::: LISTED RECORDS
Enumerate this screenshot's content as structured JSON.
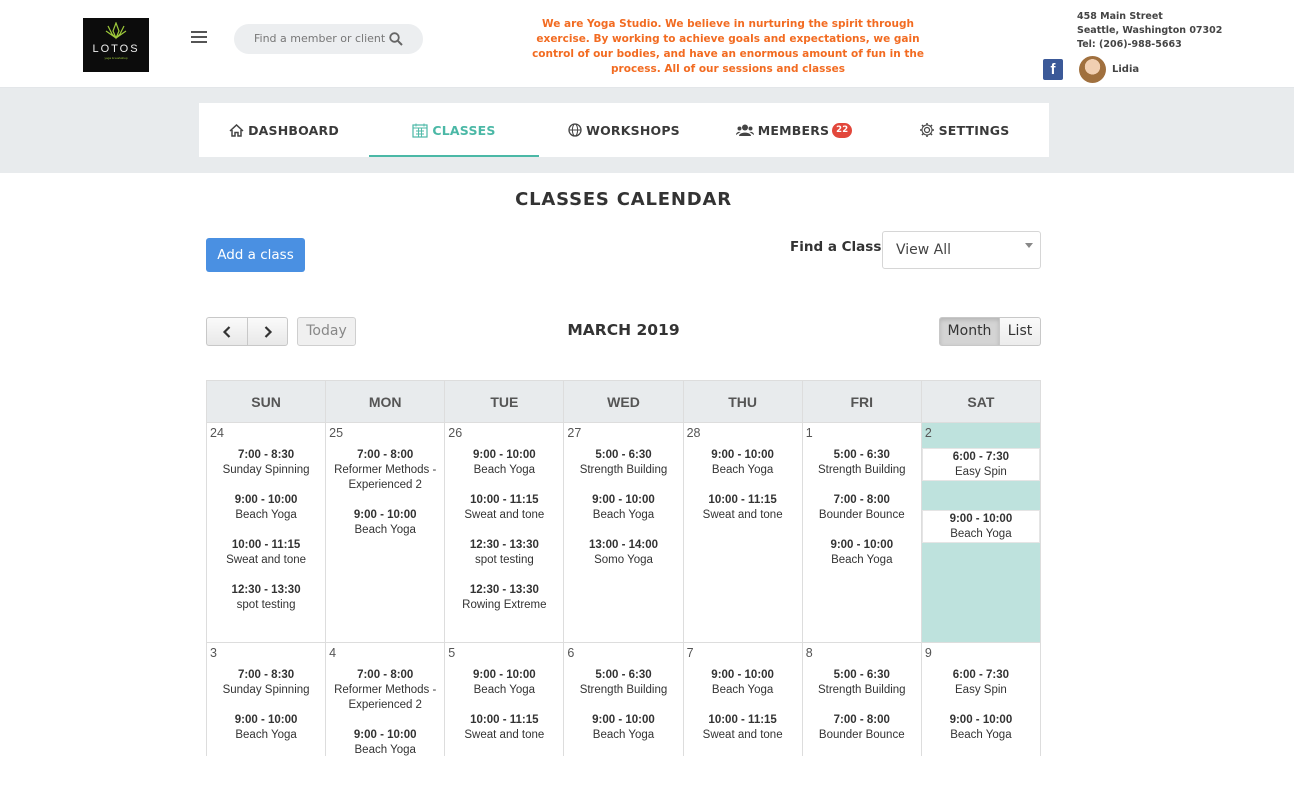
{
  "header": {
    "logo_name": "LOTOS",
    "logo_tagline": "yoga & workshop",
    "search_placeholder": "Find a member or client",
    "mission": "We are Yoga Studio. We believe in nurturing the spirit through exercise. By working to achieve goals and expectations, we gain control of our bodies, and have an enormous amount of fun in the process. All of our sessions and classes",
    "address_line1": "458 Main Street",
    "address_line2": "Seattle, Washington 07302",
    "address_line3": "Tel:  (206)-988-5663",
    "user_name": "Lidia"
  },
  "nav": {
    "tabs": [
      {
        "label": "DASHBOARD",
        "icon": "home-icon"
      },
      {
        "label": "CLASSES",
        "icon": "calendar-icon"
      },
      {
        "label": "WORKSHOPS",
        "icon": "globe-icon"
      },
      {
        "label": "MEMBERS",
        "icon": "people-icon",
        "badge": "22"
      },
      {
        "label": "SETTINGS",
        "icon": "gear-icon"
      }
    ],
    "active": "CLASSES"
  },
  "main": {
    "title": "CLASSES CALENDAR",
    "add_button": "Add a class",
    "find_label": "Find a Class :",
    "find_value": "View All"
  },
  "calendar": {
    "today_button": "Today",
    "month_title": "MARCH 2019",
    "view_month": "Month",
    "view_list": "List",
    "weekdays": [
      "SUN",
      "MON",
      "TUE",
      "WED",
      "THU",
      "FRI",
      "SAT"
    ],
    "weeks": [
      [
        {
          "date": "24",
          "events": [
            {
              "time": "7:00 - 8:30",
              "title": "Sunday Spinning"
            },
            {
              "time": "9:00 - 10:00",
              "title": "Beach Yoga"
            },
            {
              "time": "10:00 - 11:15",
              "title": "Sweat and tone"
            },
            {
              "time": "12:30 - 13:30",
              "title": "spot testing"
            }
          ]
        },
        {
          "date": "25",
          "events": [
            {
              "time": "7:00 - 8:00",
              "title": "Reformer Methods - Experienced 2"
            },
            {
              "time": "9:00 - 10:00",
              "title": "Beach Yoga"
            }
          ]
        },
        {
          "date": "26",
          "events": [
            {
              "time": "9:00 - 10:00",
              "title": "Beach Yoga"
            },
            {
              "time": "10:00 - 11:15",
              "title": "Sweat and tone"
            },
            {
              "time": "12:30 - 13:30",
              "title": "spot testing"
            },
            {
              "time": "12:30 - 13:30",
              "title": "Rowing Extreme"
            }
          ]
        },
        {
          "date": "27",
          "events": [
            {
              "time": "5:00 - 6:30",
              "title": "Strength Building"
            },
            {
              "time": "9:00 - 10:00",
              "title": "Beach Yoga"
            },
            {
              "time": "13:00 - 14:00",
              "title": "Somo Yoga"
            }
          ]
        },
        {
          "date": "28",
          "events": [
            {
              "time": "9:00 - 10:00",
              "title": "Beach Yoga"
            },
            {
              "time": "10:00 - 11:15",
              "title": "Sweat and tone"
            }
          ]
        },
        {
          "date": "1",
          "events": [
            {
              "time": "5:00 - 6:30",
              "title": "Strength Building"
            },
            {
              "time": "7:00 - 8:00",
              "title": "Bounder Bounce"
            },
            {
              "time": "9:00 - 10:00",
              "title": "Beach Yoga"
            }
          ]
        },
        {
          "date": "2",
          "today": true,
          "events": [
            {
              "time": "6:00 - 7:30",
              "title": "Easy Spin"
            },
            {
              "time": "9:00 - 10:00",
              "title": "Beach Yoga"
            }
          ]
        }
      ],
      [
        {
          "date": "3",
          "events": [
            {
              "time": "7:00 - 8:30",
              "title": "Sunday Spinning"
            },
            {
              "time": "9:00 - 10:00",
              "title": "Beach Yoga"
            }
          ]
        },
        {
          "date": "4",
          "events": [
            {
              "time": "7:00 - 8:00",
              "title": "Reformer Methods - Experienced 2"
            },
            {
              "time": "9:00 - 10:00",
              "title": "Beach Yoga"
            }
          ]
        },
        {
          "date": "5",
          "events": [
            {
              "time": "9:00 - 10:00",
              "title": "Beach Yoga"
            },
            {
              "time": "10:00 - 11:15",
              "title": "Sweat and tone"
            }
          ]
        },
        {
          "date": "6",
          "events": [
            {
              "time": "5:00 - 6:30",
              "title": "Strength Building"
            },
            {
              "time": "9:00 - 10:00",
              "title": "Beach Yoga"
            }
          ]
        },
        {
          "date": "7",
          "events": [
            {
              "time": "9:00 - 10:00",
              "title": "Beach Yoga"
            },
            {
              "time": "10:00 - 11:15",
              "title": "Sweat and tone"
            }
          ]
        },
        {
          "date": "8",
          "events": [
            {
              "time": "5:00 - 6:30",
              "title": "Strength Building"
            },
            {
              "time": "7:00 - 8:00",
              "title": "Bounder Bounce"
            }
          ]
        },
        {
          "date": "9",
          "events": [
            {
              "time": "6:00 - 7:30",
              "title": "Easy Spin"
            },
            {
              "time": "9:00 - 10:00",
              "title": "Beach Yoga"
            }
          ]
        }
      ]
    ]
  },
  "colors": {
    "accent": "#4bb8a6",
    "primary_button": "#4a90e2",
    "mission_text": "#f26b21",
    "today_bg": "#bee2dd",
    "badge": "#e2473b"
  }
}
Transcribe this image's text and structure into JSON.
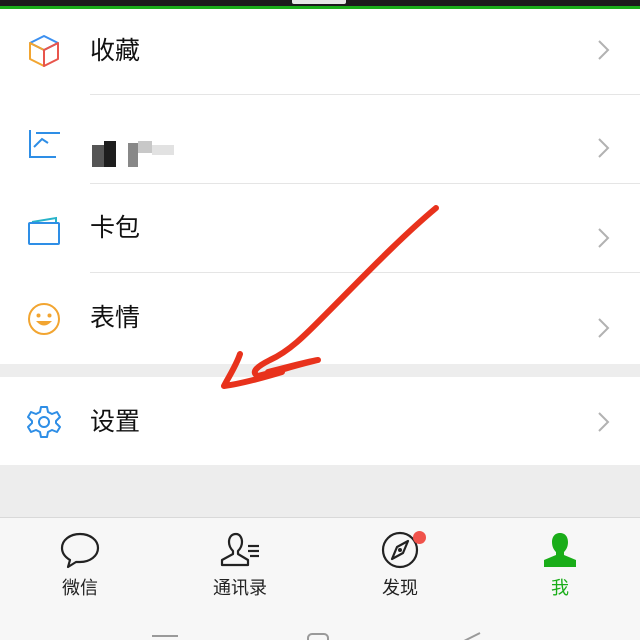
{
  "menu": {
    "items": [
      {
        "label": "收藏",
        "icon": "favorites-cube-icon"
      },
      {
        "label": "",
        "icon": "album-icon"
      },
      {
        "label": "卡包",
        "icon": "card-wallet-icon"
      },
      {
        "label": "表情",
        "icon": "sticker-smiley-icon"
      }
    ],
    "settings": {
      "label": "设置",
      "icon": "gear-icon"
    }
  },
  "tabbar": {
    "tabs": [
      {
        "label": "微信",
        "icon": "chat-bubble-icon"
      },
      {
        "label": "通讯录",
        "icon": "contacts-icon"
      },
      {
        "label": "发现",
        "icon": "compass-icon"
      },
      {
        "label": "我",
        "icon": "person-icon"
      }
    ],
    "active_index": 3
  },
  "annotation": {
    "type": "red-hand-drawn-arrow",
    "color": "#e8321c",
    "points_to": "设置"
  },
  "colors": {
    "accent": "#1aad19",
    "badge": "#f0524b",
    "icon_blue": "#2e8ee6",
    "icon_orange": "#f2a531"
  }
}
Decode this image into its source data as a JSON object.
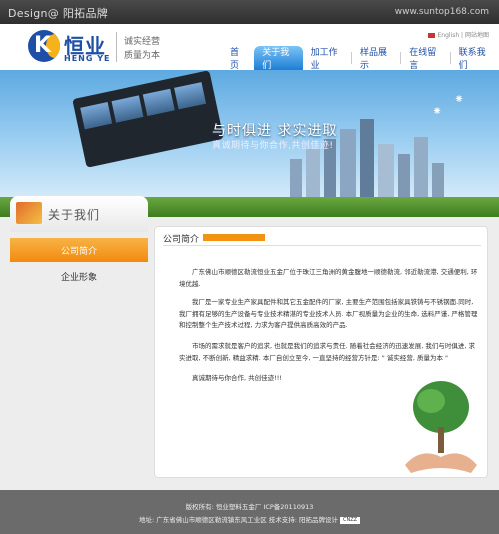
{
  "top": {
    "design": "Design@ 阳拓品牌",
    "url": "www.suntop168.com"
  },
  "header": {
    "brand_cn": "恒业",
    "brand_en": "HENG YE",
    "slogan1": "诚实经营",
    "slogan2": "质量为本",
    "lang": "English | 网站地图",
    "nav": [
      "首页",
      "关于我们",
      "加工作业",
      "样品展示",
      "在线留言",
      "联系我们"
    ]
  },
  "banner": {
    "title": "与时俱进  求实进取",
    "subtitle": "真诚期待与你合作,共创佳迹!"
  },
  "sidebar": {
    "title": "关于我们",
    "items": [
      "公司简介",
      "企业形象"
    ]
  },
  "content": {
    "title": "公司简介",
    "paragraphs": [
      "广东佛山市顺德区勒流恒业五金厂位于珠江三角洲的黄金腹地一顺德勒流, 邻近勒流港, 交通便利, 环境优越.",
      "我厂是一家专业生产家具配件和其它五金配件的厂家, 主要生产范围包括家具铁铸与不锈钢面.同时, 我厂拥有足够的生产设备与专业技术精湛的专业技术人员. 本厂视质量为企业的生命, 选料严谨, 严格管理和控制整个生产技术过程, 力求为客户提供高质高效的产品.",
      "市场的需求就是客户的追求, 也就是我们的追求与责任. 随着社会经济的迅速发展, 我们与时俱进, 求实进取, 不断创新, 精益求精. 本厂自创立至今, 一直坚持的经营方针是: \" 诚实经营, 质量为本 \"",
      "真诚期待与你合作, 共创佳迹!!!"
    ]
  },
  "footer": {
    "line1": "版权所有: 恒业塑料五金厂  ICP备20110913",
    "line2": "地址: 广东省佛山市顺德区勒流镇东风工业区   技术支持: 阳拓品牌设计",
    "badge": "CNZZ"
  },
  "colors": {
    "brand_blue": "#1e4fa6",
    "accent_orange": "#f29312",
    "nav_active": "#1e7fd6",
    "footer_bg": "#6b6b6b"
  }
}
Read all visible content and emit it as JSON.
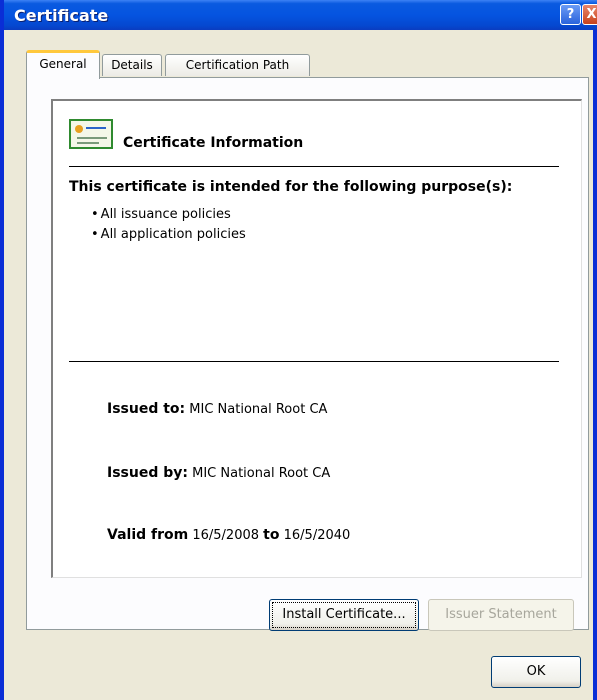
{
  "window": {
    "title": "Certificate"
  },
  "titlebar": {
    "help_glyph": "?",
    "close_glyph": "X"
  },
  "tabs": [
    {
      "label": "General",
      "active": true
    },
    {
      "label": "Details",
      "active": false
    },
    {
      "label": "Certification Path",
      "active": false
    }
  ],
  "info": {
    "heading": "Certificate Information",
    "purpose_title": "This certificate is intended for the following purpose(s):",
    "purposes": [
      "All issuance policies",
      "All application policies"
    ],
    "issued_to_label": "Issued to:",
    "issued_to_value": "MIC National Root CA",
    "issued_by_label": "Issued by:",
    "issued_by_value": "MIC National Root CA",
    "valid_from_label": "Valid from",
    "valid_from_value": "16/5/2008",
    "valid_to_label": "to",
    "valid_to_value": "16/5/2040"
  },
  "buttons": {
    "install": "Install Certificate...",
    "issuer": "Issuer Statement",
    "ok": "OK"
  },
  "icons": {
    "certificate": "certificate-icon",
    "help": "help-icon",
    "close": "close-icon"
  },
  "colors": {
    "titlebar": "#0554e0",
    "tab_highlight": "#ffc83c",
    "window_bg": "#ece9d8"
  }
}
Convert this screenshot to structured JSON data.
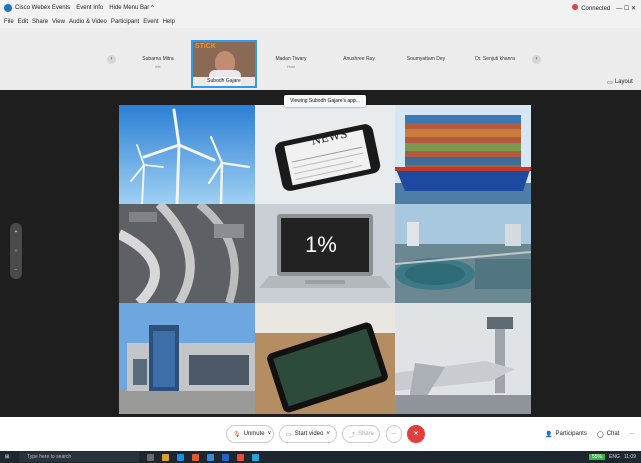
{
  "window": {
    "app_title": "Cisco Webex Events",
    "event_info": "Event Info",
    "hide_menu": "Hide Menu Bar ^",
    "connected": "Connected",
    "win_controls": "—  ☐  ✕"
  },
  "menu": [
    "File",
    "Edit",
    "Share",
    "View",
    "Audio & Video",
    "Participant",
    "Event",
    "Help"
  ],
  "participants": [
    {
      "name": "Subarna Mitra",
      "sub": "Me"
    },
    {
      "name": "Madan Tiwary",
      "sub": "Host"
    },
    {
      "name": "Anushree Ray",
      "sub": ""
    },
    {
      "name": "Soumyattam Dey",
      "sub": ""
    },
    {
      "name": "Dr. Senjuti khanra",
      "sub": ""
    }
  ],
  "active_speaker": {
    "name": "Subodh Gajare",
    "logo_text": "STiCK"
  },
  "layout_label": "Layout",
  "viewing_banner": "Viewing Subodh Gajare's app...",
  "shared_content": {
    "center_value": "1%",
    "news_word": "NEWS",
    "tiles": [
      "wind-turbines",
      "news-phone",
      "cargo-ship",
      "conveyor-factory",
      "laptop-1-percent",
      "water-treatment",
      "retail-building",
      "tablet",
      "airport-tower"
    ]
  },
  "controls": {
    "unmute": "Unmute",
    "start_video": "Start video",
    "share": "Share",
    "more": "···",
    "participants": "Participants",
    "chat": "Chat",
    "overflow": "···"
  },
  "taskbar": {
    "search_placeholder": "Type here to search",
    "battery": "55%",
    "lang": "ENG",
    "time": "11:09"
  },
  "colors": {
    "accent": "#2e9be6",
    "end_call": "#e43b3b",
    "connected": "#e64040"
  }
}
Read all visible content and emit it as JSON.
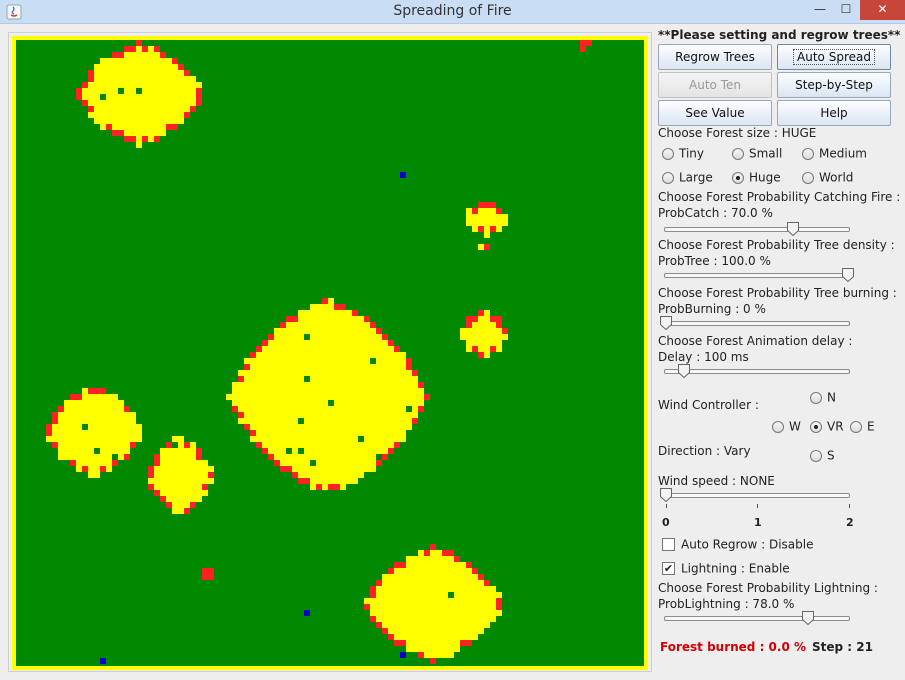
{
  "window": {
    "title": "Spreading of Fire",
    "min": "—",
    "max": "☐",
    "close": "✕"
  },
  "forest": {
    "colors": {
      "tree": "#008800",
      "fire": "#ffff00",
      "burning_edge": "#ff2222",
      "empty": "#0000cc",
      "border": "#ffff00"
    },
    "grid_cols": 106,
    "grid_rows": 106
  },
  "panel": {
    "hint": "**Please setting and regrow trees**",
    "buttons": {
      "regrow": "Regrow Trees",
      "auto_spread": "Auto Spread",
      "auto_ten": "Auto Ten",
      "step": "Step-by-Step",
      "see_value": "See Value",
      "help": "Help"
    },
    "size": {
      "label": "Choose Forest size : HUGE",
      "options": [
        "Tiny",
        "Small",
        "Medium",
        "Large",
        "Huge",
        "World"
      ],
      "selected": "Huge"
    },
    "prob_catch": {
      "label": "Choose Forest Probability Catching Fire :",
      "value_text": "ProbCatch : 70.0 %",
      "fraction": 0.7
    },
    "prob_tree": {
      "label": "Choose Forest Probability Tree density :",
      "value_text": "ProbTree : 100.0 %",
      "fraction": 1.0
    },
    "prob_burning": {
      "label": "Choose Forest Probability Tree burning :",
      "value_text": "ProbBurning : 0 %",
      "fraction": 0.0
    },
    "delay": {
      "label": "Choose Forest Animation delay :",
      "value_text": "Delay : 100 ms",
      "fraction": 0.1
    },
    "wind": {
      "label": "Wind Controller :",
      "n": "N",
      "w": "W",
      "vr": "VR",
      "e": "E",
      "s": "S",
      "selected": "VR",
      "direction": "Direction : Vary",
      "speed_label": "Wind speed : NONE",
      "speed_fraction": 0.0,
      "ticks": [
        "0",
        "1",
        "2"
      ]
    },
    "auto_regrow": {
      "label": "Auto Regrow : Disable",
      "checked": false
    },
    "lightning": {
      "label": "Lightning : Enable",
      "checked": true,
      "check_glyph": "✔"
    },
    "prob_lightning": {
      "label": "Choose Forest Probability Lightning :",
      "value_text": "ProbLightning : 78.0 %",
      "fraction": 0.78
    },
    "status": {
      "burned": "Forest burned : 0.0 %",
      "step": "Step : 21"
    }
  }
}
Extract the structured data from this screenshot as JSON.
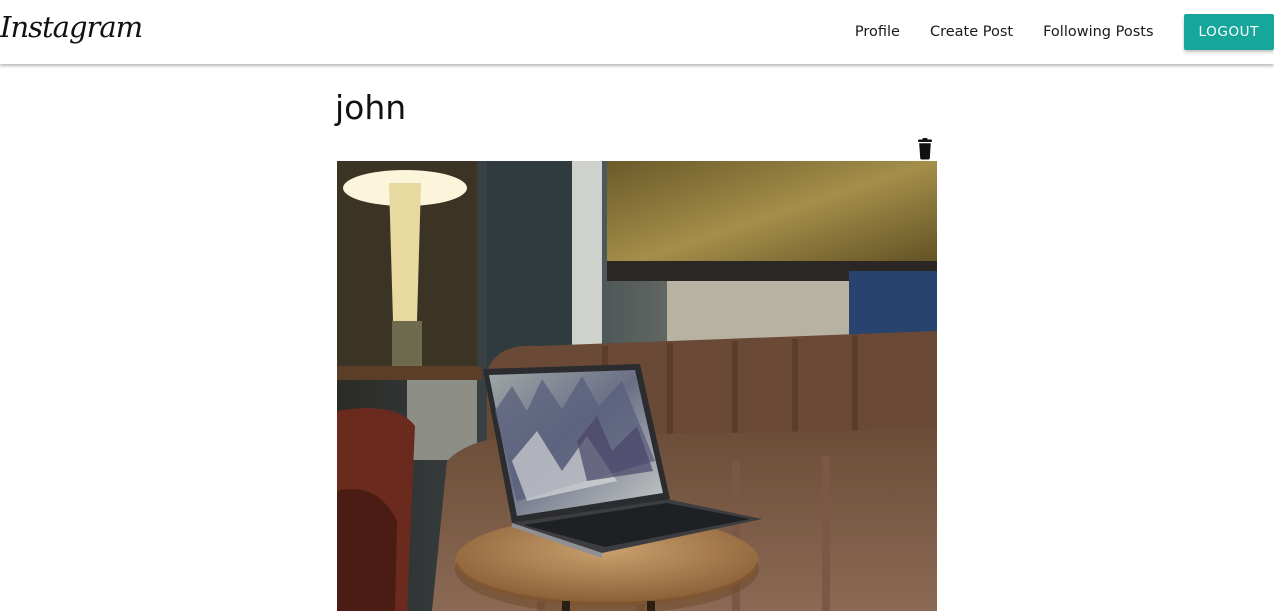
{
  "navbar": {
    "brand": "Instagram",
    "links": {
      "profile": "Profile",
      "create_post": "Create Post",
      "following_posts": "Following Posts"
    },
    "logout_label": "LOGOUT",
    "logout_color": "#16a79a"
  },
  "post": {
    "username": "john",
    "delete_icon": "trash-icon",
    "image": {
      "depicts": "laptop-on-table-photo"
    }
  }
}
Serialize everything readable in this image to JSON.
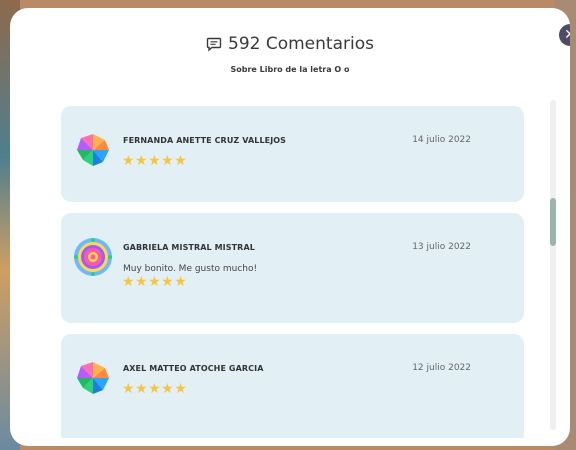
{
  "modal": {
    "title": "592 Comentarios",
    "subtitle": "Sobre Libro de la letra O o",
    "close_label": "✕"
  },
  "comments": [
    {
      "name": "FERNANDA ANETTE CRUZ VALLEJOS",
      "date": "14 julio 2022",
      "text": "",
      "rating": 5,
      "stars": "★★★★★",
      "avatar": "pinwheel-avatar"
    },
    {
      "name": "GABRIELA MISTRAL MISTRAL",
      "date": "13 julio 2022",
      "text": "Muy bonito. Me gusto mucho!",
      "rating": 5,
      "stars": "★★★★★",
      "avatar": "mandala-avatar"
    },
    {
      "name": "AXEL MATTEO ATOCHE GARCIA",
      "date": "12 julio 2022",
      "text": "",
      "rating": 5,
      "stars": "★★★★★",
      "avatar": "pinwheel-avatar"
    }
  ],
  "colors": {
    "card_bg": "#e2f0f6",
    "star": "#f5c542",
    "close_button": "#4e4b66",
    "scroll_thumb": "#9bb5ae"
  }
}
::::::
• WORK TO DO: Lines containing the word "image" must all be returned from the material above.

• RIGHT ANSWER:
Transcribe this image's text and structure into JSON.
Decode this image into its source data as a JSON object.
    "image": {
Serialize everything readable in this image to JSON.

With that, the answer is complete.